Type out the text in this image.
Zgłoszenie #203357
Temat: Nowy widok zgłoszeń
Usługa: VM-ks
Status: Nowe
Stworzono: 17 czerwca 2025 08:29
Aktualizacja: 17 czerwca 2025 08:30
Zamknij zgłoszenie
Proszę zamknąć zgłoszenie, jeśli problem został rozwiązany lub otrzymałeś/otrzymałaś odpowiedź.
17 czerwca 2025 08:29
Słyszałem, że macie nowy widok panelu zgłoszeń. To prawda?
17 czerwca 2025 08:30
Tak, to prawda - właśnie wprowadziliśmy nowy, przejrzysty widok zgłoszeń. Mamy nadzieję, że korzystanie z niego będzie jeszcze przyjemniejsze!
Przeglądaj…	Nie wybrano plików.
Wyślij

● ● ● ● ● ● ●

• What you will do
Read the lines above. Gather those in which the string "czerwca" is found.

• Result of this task
Stworzono: 17 czerwca 2025 08:29
Aktualizacja: 17 czerwca 2025 08:30
17 czerwca 2025 08:29
17 czerwca 2025 08:30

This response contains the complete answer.